───── Records to use ─────

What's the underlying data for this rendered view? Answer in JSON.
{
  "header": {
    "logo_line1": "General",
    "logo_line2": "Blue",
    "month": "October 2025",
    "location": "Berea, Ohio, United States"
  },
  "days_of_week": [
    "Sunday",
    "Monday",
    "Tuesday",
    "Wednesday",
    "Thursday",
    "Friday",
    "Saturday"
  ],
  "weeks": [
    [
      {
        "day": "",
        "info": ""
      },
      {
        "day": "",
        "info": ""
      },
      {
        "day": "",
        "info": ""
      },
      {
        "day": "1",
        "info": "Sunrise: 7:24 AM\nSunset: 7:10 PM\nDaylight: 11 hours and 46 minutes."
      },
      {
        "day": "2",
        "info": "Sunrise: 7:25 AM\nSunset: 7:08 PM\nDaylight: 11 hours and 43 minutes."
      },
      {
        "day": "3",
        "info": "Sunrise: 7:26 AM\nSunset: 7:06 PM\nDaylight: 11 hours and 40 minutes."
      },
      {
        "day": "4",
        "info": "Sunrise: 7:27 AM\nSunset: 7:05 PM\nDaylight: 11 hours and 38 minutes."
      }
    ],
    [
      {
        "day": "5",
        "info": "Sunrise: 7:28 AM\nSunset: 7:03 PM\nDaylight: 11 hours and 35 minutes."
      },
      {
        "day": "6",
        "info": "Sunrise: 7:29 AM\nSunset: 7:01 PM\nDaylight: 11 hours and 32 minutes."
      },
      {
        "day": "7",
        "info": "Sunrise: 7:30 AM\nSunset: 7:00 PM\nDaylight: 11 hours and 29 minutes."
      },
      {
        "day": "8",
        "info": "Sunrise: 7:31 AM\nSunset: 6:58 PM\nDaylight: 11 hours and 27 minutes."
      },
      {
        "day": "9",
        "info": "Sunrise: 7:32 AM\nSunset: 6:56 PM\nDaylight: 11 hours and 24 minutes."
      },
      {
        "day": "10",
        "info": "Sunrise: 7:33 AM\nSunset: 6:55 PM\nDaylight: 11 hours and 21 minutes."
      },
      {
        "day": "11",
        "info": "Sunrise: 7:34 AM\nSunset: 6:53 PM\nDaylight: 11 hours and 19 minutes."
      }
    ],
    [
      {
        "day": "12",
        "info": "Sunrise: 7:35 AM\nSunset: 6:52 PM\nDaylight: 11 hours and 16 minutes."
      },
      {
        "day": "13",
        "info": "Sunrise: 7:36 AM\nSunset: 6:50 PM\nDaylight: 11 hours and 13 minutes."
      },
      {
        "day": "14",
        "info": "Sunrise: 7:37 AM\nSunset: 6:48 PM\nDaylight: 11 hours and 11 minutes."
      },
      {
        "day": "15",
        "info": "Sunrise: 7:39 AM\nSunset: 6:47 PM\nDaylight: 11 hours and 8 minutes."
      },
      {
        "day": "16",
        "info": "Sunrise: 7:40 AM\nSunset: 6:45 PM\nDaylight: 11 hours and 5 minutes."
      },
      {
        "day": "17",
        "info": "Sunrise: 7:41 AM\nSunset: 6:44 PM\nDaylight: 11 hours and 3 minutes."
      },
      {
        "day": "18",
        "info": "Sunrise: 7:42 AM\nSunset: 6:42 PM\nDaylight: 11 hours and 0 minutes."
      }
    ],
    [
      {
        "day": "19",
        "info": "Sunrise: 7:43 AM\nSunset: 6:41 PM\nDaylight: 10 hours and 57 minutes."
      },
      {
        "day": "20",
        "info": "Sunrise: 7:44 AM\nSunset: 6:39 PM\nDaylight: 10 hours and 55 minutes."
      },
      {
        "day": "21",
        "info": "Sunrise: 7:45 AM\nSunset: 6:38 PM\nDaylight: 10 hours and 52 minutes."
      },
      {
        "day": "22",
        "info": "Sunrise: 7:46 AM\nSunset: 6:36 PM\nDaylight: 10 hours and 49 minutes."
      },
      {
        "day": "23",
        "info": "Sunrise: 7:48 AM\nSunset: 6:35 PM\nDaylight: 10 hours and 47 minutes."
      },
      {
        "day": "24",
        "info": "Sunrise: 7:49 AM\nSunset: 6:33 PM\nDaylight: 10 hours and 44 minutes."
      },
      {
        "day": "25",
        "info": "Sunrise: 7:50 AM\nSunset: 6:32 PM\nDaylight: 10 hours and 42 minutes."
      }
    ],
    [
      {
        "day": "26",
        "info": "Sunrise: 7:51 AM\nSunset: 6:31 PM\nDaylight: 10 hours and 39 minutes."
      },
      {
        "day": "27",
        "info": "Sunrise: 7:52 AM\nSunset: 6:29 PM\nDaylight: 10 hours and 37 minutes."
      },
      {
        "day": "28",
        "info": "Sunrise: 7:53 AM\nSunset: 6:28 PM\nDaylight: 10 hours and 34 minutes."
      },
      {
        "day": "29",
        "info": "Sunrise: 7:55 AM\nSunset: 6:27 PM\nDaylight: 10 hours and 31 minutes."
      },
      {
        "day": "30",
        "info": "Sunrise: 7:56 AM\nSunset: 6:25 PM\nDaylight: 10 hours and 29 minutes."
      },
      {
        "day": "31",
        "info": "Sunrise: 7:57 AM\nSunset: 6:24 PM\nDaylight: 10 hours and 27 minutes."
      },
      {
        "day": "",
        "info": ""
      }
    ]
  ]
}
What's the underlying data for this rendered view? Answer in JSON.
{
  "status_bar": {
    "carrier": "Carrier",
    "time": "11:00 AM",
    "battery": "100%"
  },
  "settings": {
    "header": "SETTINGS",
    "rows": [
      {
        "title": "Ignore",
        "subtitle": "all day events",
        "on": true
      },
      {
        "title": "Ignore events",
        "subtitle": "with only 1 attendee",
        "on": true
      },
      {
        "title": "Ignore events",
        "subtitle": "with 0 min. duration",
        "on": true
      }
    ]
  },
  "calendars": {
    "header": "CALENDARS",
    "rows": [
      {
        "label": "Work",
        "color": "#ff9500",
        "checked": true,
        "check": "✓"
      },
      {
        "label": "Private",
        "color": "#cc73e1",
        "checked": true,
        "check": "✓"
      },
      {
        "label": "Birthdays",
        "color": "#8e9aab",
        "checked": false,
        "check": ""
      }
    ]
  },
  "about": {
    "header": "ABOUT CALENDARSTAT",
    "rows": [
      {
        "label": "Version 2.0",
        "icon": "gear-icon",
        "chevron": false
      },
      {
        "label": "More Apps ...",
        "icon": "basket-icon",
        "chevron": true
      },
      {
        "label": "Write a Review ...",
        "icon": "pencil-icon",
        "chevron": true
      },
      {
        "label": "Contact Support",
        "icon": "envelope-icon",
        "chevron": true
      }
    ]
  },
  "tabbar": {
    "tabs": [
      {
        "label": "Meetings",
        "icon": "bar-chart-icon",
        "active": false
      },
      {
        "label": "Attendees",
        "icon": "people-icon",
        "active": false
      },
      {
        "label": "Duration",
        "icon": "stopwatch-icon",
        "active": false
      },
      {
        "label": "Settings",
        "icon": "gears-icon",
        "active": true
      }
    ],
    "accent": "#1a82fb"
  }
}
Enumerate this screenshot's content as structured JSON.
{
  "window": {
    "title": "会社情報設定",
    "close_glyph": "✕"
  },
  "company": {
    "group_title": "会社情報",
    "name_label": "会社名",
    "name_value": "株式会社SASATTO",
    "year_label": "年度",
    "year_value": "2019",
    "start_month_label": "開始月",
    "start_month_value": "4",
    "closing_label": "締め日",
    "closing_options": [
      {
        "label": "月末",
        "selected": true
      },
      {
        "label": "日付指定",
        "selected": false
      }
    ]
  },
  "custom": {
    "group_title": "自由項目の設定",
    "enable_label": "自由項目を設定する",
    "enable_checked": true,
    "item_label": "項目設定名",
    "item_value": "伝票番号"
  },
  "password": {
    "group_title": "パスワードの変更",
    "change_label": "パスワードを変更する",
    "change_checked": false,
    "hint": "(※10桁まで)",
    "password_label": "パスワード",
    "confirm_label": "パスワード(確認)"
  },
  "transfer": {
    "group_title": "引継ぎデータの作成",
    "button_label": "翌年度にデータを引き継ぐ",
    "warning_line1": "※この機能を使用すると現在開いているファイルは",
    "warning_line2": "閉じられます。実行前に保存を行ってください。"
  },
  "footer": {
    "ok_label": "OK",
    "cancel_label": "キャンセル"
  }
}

─────

What the exercise asks
Pull out all lines from the entries above that include the word "false".

Exercise answer
        "checked": false,
        "chevron": false
        "active": false
        "active": false
        "active": false
        "selected": false
    "change_checked": false,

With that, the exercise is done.